(Stated exercise): Working from the line that contains "Type out the text in this image." to the final line, transcribe each line exactly. No pictures belong in the copy.

(Listed entries):
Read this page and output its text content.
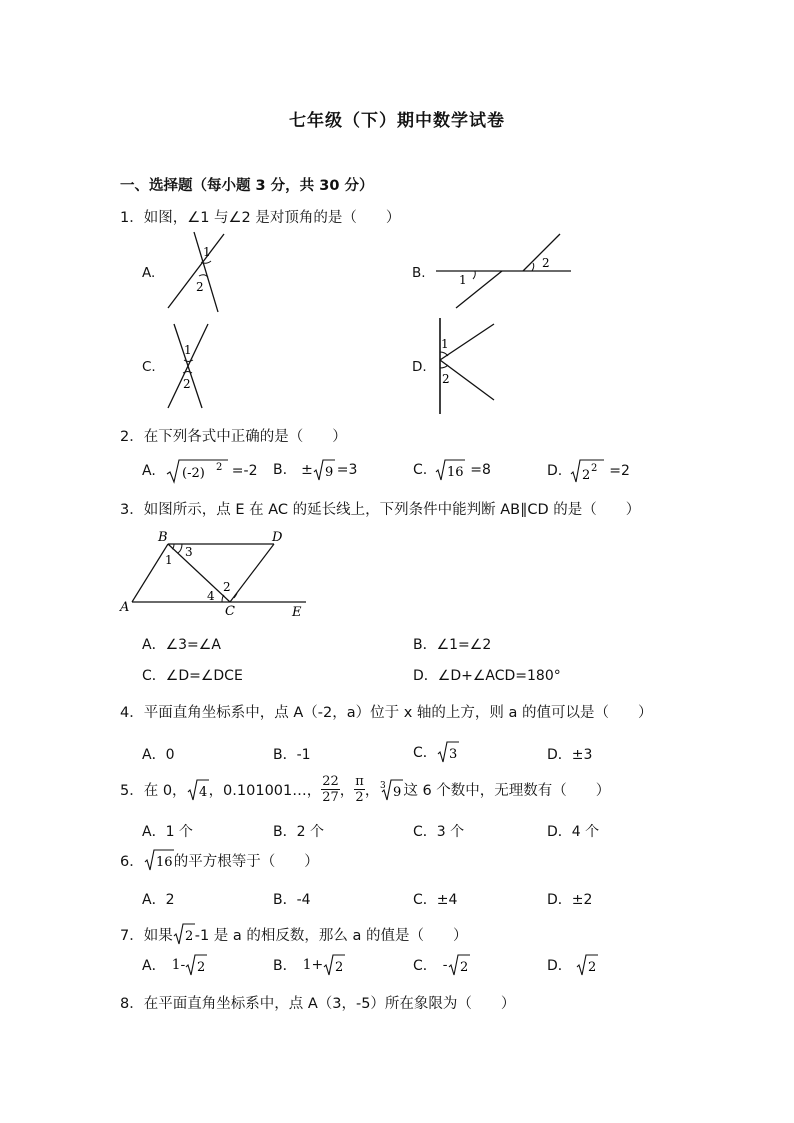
七年级（下）期中数学试卷
一、选择题（每小题 3 分，共 30 分）
1．如图，∠1 与∠2 是对顶角的是（　　）
A.	B.
C.	D.
1
2
2
1
1
2
1
2
2．在下列各式中正确的是（　　）
A. (-2) 2 =-2 B. ± 9 =3	C. 16 =8	D. 2 2 =2
3．如图所示，点 E 在 AC 的延长线上，下列条件中能判断 AB∥CD 的是（　　）
B	D
A	C	E
1
3
2
4
A．∠3=∠A	B．∠1=∠2
C．∠D=∠DCE	D．∠D+∠ACD=180°
4．平面直角坐标系中，点 A（-2，a）位于 x 轴的上方，则 a 的值可以是（　　）
A．0	B．-1	C． 3	D．±3
5．在 0， 4 ，0.101001…， $\frac{22}{27}$ ， $\frac{\pi}{2}$ ， 3 9 这 6 个数中，无理数有（　　）
A．1 个	B．2 个	C．3 个	D．4 个
6． 16 的平方根等于（　　）
A．2	B．-4	C．±4	D．±2
7．如果 2 -1 是 a 的相反数，那么 a 的值是（　　）
A． 1- 2	B． 1+ 2	C． - 2	D． 2
8．在平面直角坐标系中，点 A（3，-5）所在象限为（　　）
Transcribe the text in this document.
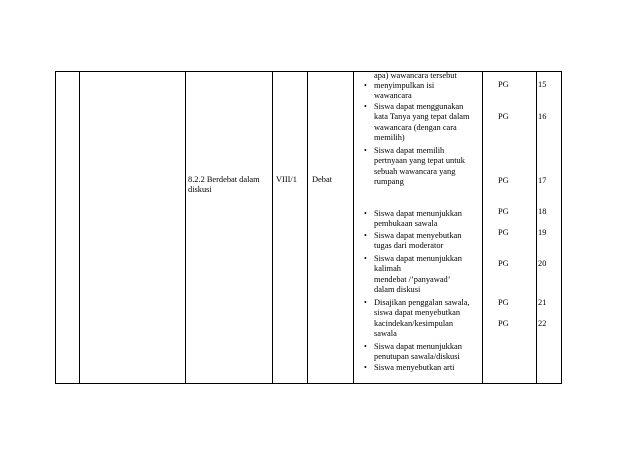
8.2.2 Berdebat dalam
diskusi
VIII/1 Debat
apa) wawancara tersebut
• menyimpulkan isi
wawancara
• Siswa dapat menggunakan
kata Tanya yang tepat dalam
wawancara (dengan cara
memilih)
• Siswa dapat memilih
pertnyaan yang tepat untuk
sebuah wawancara yang
rumpang
• Siswa dapat menunjukkan
pembukaan sawala
• Siswa dapat menyebutkan
tugas dari moderator
• Siswa dapat menunjukkan
kalimah
mendebat /’panyawad’
dalam diskusi
• Disajikan penggalan sawala,
siswa dapat menyebutkan
kacindekan/kesimpulan
sawala
• Siswa dapat menunjukkan
penutupan sawala/diskusi
• Siswa menyebutkan arti
PG
PG
PG
PG
PG
PG
PG
PG
15
16
17
18
19
20
21
22
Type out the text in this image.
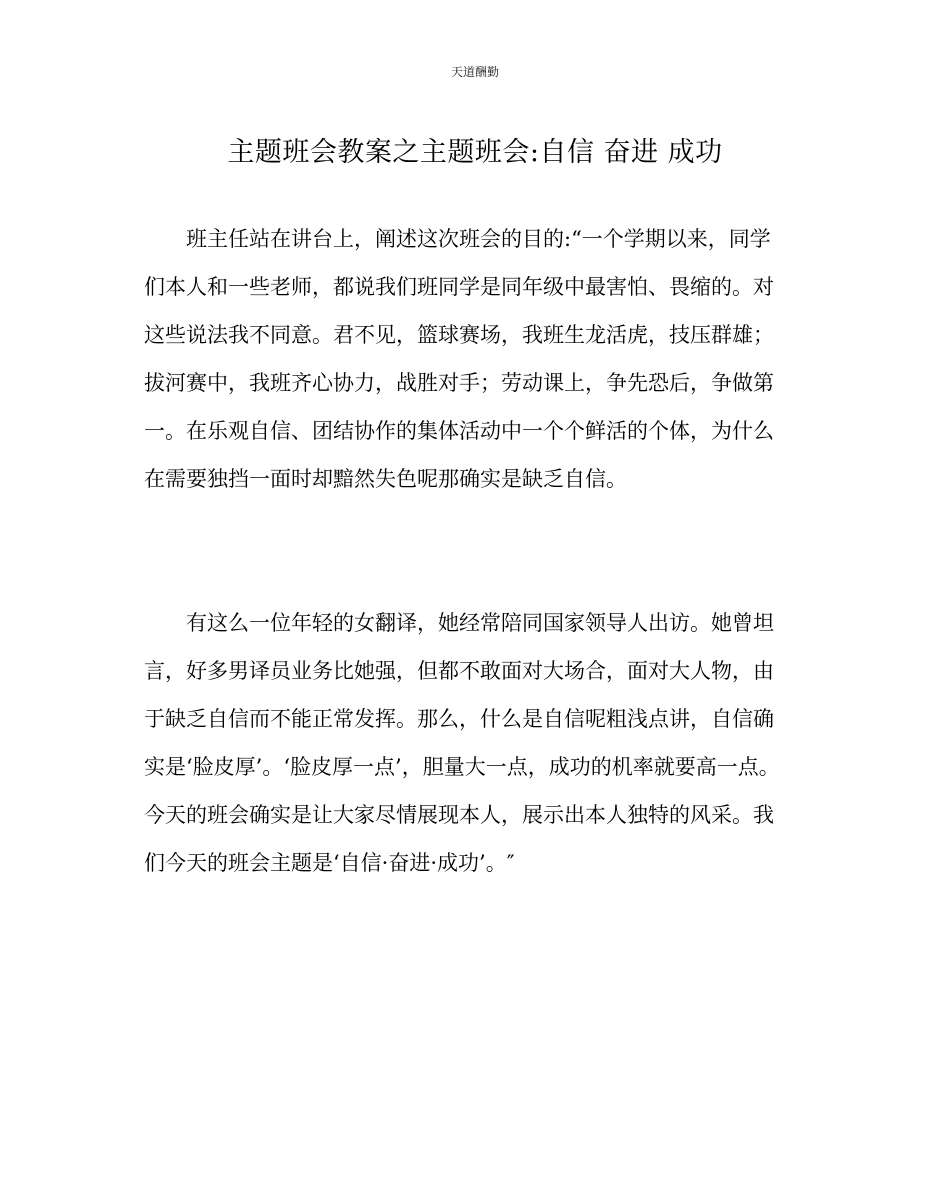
天道酬勤
主题班会教案之主题班会:自信 奋进 成功

班主任站在讲台上，阐述这次班会的目的:“一个学期以来，同学
们本人和一些老师，都说我们班同学是同年级中最害怕、畏缩的。对
这些说法我不同意。君不见，篮球赛场，我班生龙活虎，技压群雄；
拔河赛中，我班齐心协力，战胜对手；劳动课上，争先恐后，争做第
一。在乐观自信、团结协作的集体活动中一个个鲜活的个体，为什么
在需要独挡一面时却黯然失色呢那确实是缺乏自信。

有这么一位年轻的女翻译，她经常陪同国家领导人出访。她曾坦
言，好多男译员业务比她强，但都不敢面对大场合，面对大人物，由
于缺乏自信而不能正常发挥。那么，什么是自信呢粗浅点讲，自信确
实是‘脸皮厚’。‘脸皮厚一点’，胆量大一点，成功的机率就要高一点。
今天的班会确实是让大家尽情展现本人，展示出本人独特的风采。我
们今天的班会主题是‘自信·奋进·成功’。″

(Response for this exercise):
Type out the text in this image.
天道酬勤
主题班会教案之主题班会:自信 奋进 成功

班主任站在讲台上，阐述这次班会的目的:“一个学期以来，同学
们本人和一些老师，都说我们班同学是同年级中最害怕、畏缩的。对
这些说法我不同意。君不见，篮球赛场，我班生龙活虎，技压群雄；
拔河赛中，我班齐心协力，战胜对手；劳动课上，争先恐后，争做第
一。在乐观自信、团结协作的集体活动中一个个鲜活的个体，为什么
在需要独挡一面时却黯然失色呢那确实是缺乏自信。

有这么一位年轻的女翻译，她经常陪同国家领导人出访。她曾坦
言，好多男译员业务比她强，但都不敢面对大场合，面对大人物，由
于缺乏自信而不能正常发挥。那么，什么是自信呢粗浅点讲，自信确
实是‘脸皮厚’。‘脸皮厚一点’，胆量大一点，成功的机率就要高一点。
今天的班会确实是让大家尽情展现本人，展示出本人独特的风采。我
们今天的班会主题是‘自信·奋进·成功’。″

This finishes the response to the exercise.